# What is needed
Find every line below that contains the word "color" and copy it out.

[START OF Material provided]

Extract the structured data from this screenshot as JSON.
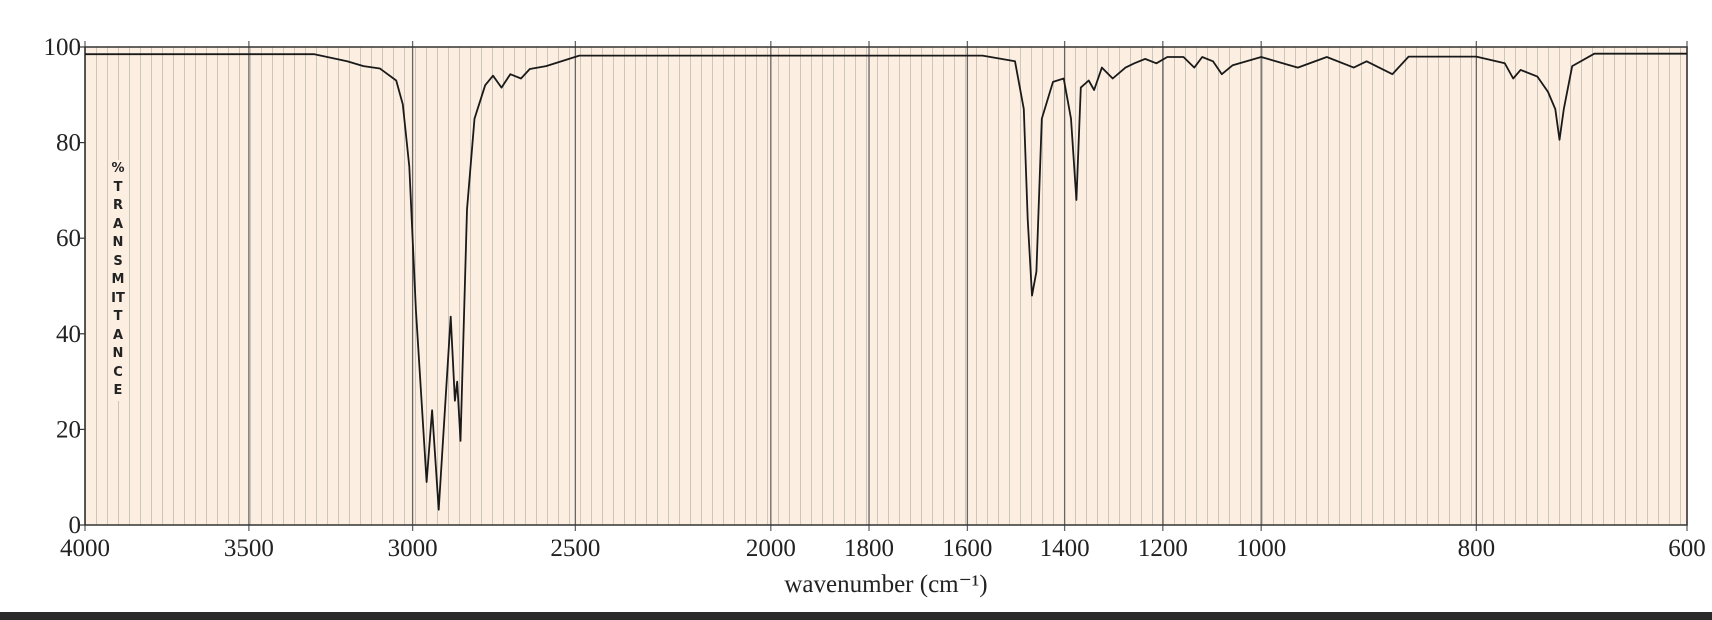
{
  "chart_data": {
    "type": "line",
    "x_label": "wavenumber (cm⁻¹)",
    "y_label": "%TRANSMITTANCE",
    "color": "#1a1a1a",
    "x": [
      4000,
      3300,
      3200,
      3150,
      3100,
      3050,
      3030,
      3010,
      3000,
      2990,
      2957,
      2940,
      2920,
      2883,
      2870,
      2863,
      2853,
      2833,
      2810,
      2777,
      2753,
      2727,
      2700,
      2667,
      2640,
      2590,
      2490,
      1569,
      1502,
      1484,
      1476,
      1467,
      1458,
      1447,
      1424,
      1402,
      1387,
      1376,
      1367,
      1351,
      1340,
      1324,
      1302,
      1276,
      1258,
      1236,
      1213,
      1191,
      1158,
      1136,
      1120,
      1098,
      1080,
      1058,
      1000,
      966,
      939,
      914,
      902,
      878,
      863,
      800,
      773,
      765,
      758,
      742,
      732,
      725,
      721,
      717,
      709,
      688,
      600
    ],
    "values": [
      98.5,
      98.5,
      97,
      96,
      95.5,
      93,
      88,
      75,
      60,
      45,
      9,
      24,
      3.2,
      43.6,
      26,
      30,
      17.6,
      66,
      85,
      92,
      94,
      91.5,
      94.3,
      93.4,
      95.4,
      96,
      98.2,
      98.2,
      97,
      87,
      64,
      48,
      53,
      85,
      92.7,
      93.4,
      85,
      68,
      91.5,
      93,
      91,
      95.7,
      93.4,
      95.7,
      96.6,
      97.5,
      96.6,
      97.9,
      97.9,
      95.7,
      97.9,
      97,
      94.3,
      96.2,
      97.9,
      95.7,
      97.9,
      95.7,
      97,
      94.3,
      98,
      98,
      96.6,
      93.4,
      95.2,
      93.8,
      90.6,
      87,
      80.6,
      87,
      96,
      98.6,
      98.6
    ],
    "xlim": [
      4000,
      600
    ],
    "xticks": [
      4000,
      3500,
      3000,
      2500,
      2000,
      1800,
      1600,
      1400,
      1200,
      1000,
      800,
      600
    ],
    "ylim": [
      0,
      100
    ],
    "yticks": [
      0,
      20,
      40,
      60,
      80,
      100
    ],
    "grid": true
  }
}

[END OF Material provided]
[START OF Material provided]

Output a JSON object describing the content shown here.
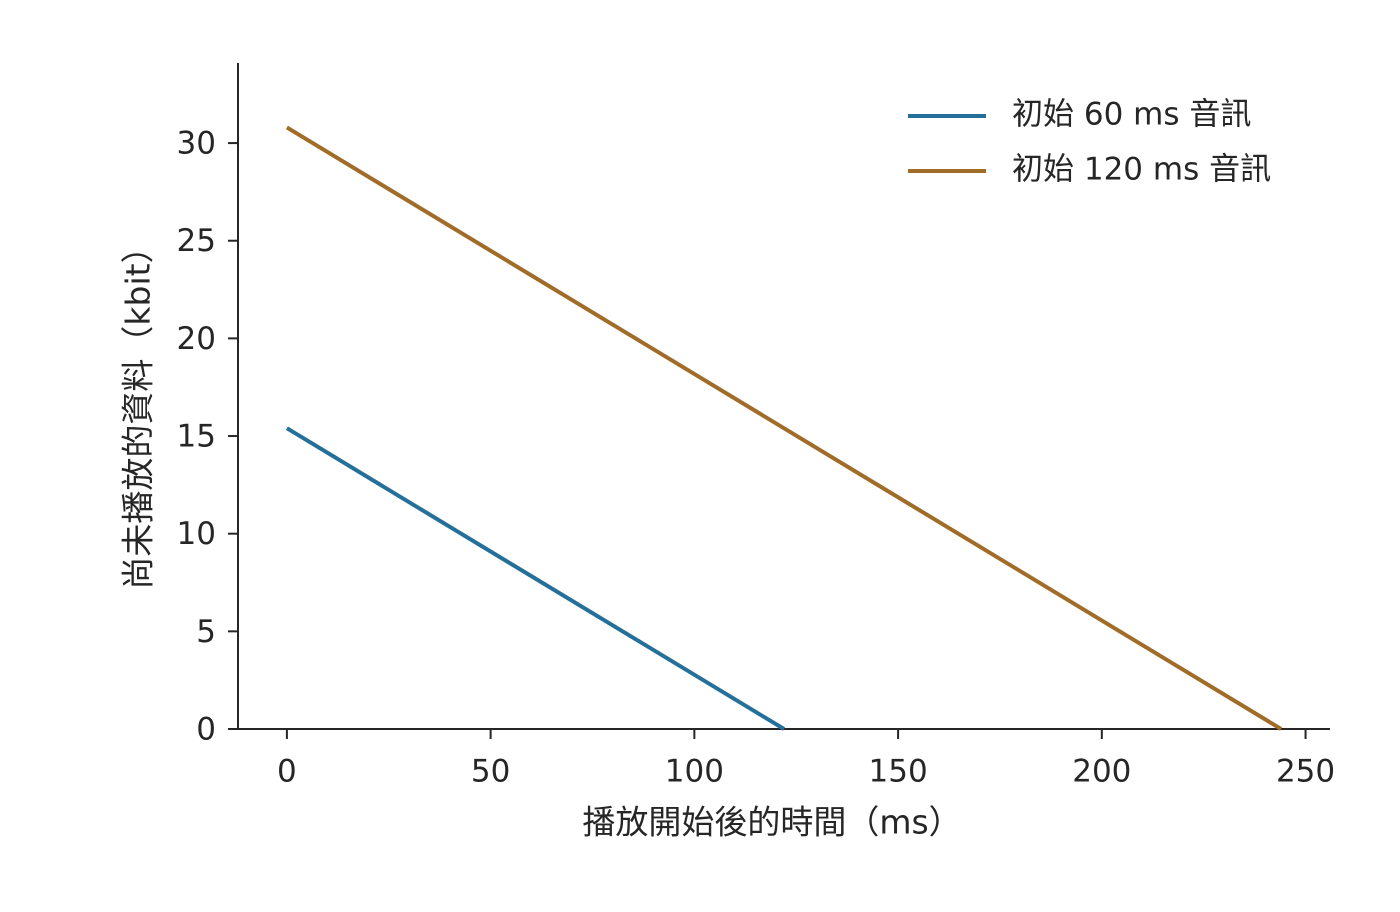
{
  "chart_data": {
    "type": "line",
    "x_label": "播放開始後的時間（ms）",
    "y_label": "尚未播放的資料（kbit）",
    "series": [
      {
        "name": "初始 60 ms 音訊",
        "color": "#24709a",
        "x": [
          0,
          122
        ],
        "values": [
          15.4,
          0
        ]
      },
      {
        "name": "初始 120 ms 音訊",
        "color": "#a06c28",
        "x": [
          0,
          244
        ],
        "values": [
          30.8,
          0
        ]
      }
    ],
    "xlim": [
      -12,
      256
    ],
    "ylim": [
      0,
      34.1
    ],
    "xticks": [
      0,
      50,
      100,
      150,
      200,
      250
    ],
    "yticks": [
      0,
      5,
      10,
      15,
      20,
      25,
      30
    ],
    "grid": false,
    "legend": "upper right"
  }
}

[END OF Material provided]

# The result
    "color": "#1a1a1a",
        "color": "#24709a",
        "color": "#a06c28",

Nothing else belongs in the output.